§ Goal of the exercise: Find each line with the string "replies" and report it.
______
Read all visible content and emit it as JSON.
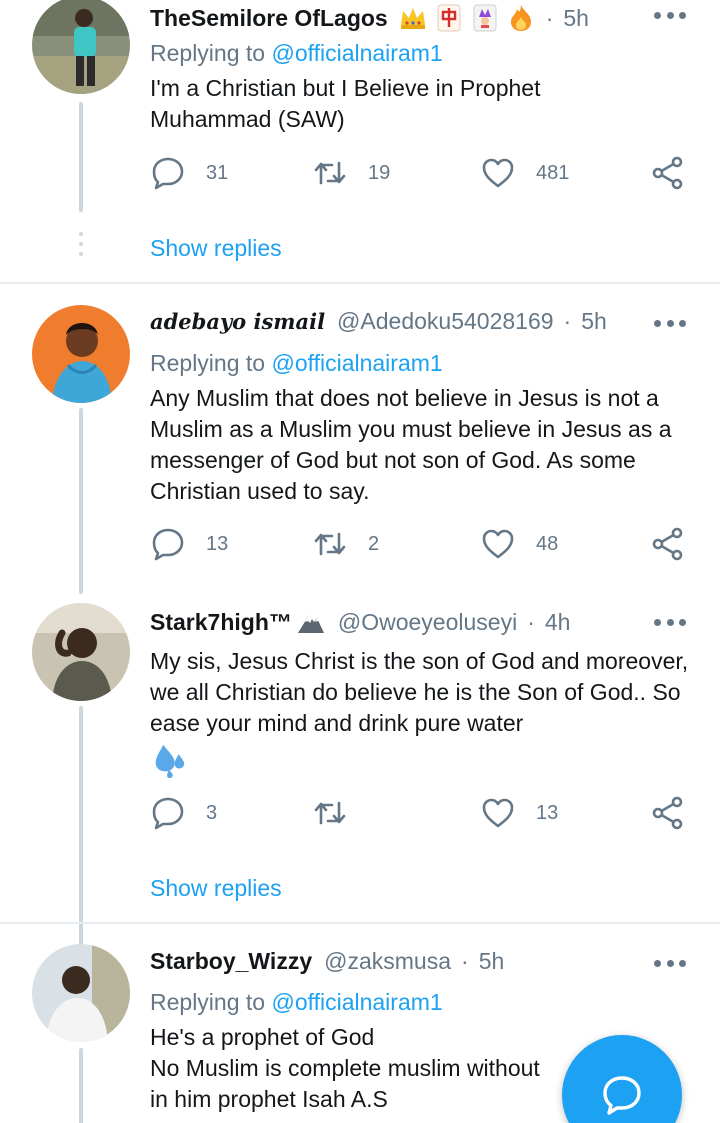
{
  "tweets": [
    {
      "name": "TheSemilore OfLagos",
      "handle": "",
      "time": "5h",
      "emojis": [
        "crown-emoji",
        "mahjong-red-dragon-emoji",
        "joker-card-emoji",
        "fire-emoji"
      ],
      "replying_label": "Replying to",
      "replying_to": "@officialnairam1",
      "text": "I'm a Christian but I Believe in Prophet Muhammad (SAW)",
      "replies": "31",
      "retweets": "19",
      "likes": "481",
      "show_replies": "Show replies"
    },
    {
      "name": "adebayo ismail",
      "handle": "@Adedoku54028169",
      "time": "5h",
      "replying_label": "Replying to",
      "replying_to": "@officialnairam1",
      "text": "Any Muslim that does not believe in Jesus is not a Muslim as a Muslim you must believe in Jesus as a messenger of God but not son of God. As some Christian used to say.",
      "replies": "13",
      "retweets": "2",
      "likes": "48"
    },
    {
      "name": "Stark7high™",
      "handle": "@Owoeyeoluseyi",
      "time": "4h",
      "emojis": [
        "snow-mountain-emoji"
      ],
      "text": "My sis, Jesus Christ is the son of God and moreover, we all Christian do believe he is the Son of God.. So ease your mind and drink pure water",
      "text_emoji": "sweat-droplets-emoji",
      "replies": "3",
      "retweets": "",
      "likes": "13",
      "show_replies": "Show replies"
    },
    {
      "name": "Starboy_Wizzy",
      "handle": "@zaksmusa",
      "time": "5h",
      "replying_label": "Replying to",
      "replying_to": "@officialnairam1",
      "text_line1": "He's a prophet of God",
      "text_line2": "No Muslim is complete muslim without",
      "text_line3": "in him prophet Isah A.S"
    }
  ],
  "separator": "·",
  "colors": {
    "accent": "#1da1f2",
    "muted": "#657786",
    "text": "#14171a",
    "divider": "#e6ecf0"
  },
  "fab_icon": "compose-message-icon"
}
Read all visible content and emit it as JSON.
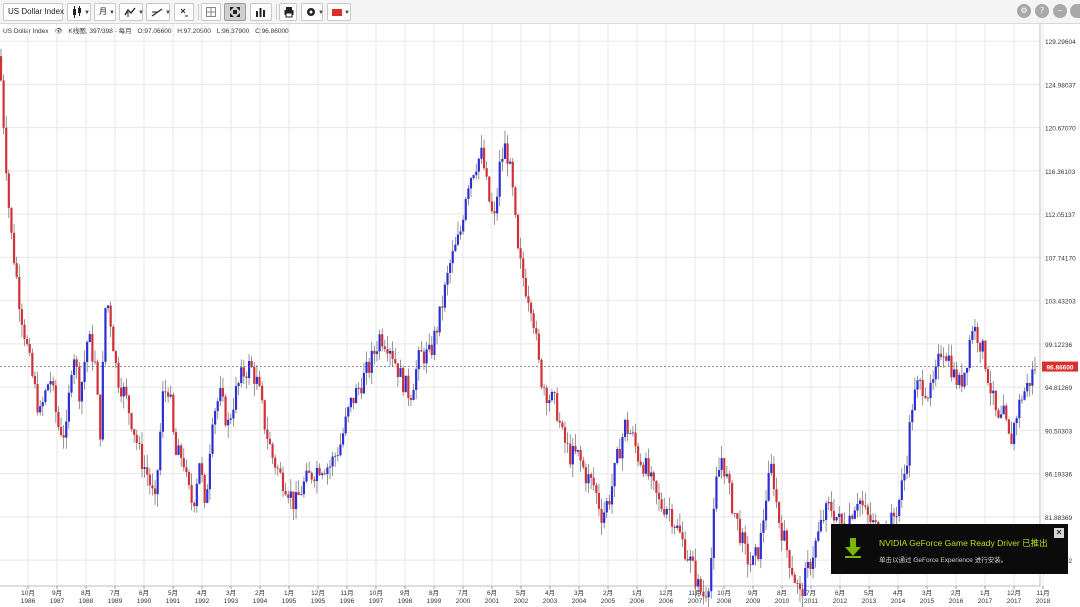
{
  "toolbar": {
    "symbol_label": "US Dollar Index",
    "interval_label": "月",
    "colors": {
      "active_bg": "#cfcfcf",
      "flag_red": "#d9302c"
    }
  },
  "chart_info": {
    "name": "US Dollar Index",
    "kline": "K线图, 397/398 - 每月",
    "open": "O:97.06600",
    "high": "H:97.20500",
    "low": "L:96.37900",
    "close": "C:96.86000"
  },
  "chart_data": {
    "type": "candlestick",
    "interval": "monthly",
    "current_price": 96.866,
    "current_price_label": "96.86600",
    "ylim": [
      75,
      131
    ],
    "y_ticks": [
      "129.29604",
      "124.98037",
      "120.67070",
      "116.36103",
      "112.05137",
      "107.74170",
      "103.43203",
      "99.12236",
      "94.81269",
      "90.50303",
      "86.19336",
      "81.88369",
      "77.57402"
    ],
    "x_ticks": [
      {
        "m": "10月",
        "y": "1986"
      },
      {
        "m": "9月",
        "y": "1987"
      },
      {
        "m": "8月",
        "y": "1988"
      },
      {
        "m": "7月",
        "y": "1989"
      },
      {
        "m": "6月",
        "y": "1990"
      },
      {
        "m": "5月",
        "y": "1991"
      },
      {
        "m": "4月",
        "y": "1992"
      },
      {
        "m": "3月",
        "y": "1993"
      },
      {
        "m": "2月",
        "y": "1994"
      },
      {
        "m": "1月",
        "y": "1995"
      },
      {
        "m": "12月",
        "y": "1995"
      },
      {
        "m": "11月",
        "y": "1996"
      },
      {
        "m": "10月",
        "y": "1997"
      },
      {
        "m": "9月",
        "y": "1998"
      },
      {
        "m": "8月",
        "y": "1999"
      },
      {
        "m": "7月",
        "y": "2000"
      },
      {
        "m": "6月",
        "y": "2001"
      },
      {
        "m": "5月",
        "y": "2002"
      },
      {
        "m": "4月",
        "y": "2003"
      },
      {
        "m": "3月",
        "y": "2004"
      },
      {
        "m": "2月",
        "y": "2005"
      },
      {
        "m": "1月",
        "y": "2006"
      },
      {
        "m": "12月",
        "y": "2006"
      },
      {
        "m": "11月",
        "y": "2007"
      },
      {
        "m": "10月",
        "y": "2008"
      },
      {
        "m": "9月",
        "y": "2009"
      },
      {
        "m": "8月",
        "y": "2010"
      },
      {
        "m": "7月",
        "y": "2011"
      },
      {
        "m": "6月",
        "y": "2012"
      },
      {
        "m": "5月",
        "y": "2013"
      },
      {
        "m": "4月",
        "y": "2014"
      },
      {
        "m": "3月",
        "y": "2015"
      },
      {
        "m": "2月",
        "y": "2016"
      },
      {
        "m": "1月",
        "y": "2017"
      },
      {
        "m": "12月",
        "y": "2017"
      },
      {
        "m": "11月",
        "y": "2018"
      }
    ],
    "anchors": [
      [
        0,
        127
      ],
      [
        10,
        111
      ],
      [
        20,
        103
      ],
      [
        30,
        97
      ],
      [
        40,
        92
      ],
      [
        50,
        96
      ],
      [
        58,
        91
      ],
      [
        66,
        90
      ],
      [
        73,
        99
      ],
      [
        80,
        94
      ],
      [
        88,
        100
      ],
      [
        95,
        97
      ],
      [
        100,
        90
      ],
      [
        106,
        104
      ],
      [
        110,
        102
      ],
      [
        117,
        96
      ],
      [
        125,
        94
      ],
      [
        133,
        91
      ],
      [
        140,
        88
      ],
      [
        148,
        86
      ],
      [
        155,
        83
      ],
      [
        163,
        94
      ],
      [
        169,
        95
      ],
      [
        175,
        88
      ],
      [
        183,
        88
      ],
      [
        187,
        85
      ],
      [
        193,
        83
      ],
      [
        200,
        88
      ],
      [
        205,
        82
      ],
      [
        212,
        92
      ],
      [
        220,
        94
      ],
      [
        228,
        91
      ],
      [
        235,
        94
      ],
      [
        242,
        96
      ],
      [
        250,
        97
      ],
      [
        258,
        95
      ],
      [
        265,
        91
      ],
      [
        272,
        88
      ],
      [
        280,
        86
      ],
      [
        287,
        85
      ],
      [
        295,
        83
      ],
      [
        303,
        85
      ],
      [
        310,
        86
      ],
      [
        320,
        87
      ],
      [
        330,
        87
      ],
      [
        340,
        89
      ],
      [
        350,
        93
      ],
      [
        360,
        95
      ],
      [
        370,
        97
      ],
      [
        380,
        100
      ],
      [
        390,
        99
      ],
      [
        400,
        96
      ],
      [
        410,
        94
      ],
      [
        420,
        98
      ],
      [
        430,
        98
      ],
      [
        440,
        102
      ],
      [
        450,
        107
      ],
      [
        460,
        110
      ],
      [
        467,
        115
      ],
      [
        475,
        117
      ],
      [
        482,
        118
      ],
      [
        488,
        114
      ],
      [
        494,
        111
      ],
      [
        500,
        117
      ],
      [
        506,
        119
      ],
      [
        512,
        115
      ],
      [
        518,
        108
      ],
      [
        525,
        105
      ],
      [
        532,
        103
      ],
      [
        540,
        96
      ],
      [
        548,
        94
      ],
      [
        556,
        93
      ],
      [
        562,
        90
      ],
      [
        570,
        88
      ],
      [
        578,
        88
      ],
      [
        586,
        86
      ],
      [
        594,
        85
      ],
      [
        602,
        82
      ],
      [
        610,
        84
      ],
      [
        618,
        88
      ],
      [
        625,
        91
      ],
      [
        632,
        90
      ],
      [
        638,
        88
      ],
      [
        645,
        87
      ],
      [
        652,
        85
      ],
      [
        660,
        83
      ],
      [
        668,
        83
      ],
      [
        676,
        81
      ],
      [
        684,
        79
      ],
      [
        692,
        77
      ],
      [
        698,
        75
      ],
      [
        704,
        74
      ],
      [
        710,
        76
      ],
      [
        716,
        85
      ],
      [
        722,
        88
      ],
      [
        730,
        84
      ],
      [
        738,
        81
      ],
      [
        746,
        78
      ],
      [
        752,
        77
      ],
      [
        760,
        79
      ],
      [
        766,
        84
      ],
      [
        772,
        87
      ],
      [
        778,
        82
      ],
      [
        786,
        79
      ],
      [
        794,
        76
      ],
      [
        800,
        74
      ],
      [
        806,
        76
      ],
      [
        812,
        78
      ],
      [
        818,
        80
      ],
      [
        824,
        82
      ],
      [
        830,
        83
      ],
      [
        836,
        82
      ],
      [
        842,
        81
      ],
      [
        850,
        82
      ],
      [
        858,
        84
      ],
      [
        866,
        82
      ],
      [
        874,
        81
      ],
      [
        882,
        80
      ],
      [
        890,
        81
      ],
      [
        898,
        83
      ],
      [
        906,
        87
      ],
      [
        912,
        93
      ],
      [
        918,
        95
      ],
      [
        924,
        95
      ],
      [
        930,
        94
      ],
      [
        936,
        96
      ],
      [
        942,
        99
      ],
      [
        948,
        98
      ],
      [
        954,
        96
      ],
      [
        960,
        95
      ],
      [
        966,
        97
      ],
      [
        972,
        101
      ],
      [
        978,
        100
      ],
      [
        984,
        98
      ],
      [
        990,
        95
      ],
      [
        998,
        91
      ],
      [
        1004,
        92
      ],
      [
        1010,
        89
      ],
      [
        1016,
        92
      ],
      [
        1022,
        94
      ],
      [
        1028,
        95
      ],
      [
        1035,
        96.866
      ]
    ],
    "colors": {
      "up": "#2b2fd6",
      "down": "#d0323a",
      "wick": "#6a6a6a",
      "price_badge": "#d9302c",
      "grid": "#e7e7e7"
    }
  },
  "notification": {
    "title": "NVIDIA GeForce Game Ready Driver 已推出",
    "subtitle": "单击以通过 GeForce Experience 进行安装。",
    "close_label": "✕",
    "icon": "download-arrow-icon",
    "colors": {
      "bg": "#0b0b0b",
      "title": "#b6e31b",
      "icon": "#76b900"
    }
  }
}
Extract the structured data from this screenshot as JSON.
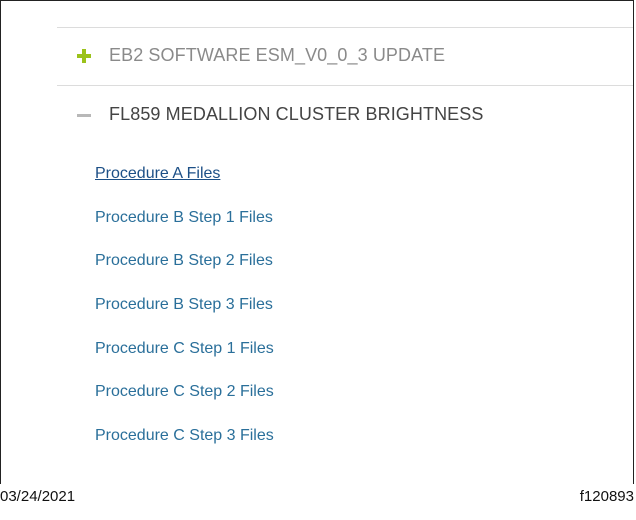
{
  "accordion": {
    "sections": [
      {
        "label": "EB2 SOFTWARE ESM_V0_0_3 UPDATE",
        "state": "collapsed",
        "icon": "plus-icon",
        "icon_color": "#9bc21a"
      },
      {
        "label": "FL859 MEDALLION CLUSTER BRIGHTNESS",
        "state": "expanded",
        "icon": "minus-icon",
        "icon_color": "#b8b8b8"
      }
    ]
  },
  "files": {
    "links": [
      {
        "label": "Procedure A Files",
        "active": true
      },
      {
        "label": "Procedure B Step 1 Files"
      },
      {
        "label": "Procedure B Step 2 Files"
      },
      {
        "label": "Procedure B Step 3 Files"
      },
      {
        "label": "Procedure C Step 1 Files"
      },
      {
        "label": "Procedure C Step 2 Files"
      },
      {
        "label": "Procedure C Step 3 Files"
      }
    ],
    "link_color": "#2a6f9a"
  },
  "footer": {
    "date": "03/24/2021",
    "figure_id": "f120893"
  }
}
______
§ Output below:
      "replies": "31",
      "show_replies": "Show replies"
      "replies": "13",
      "replies": "3",
      "show_replies": "Show replies"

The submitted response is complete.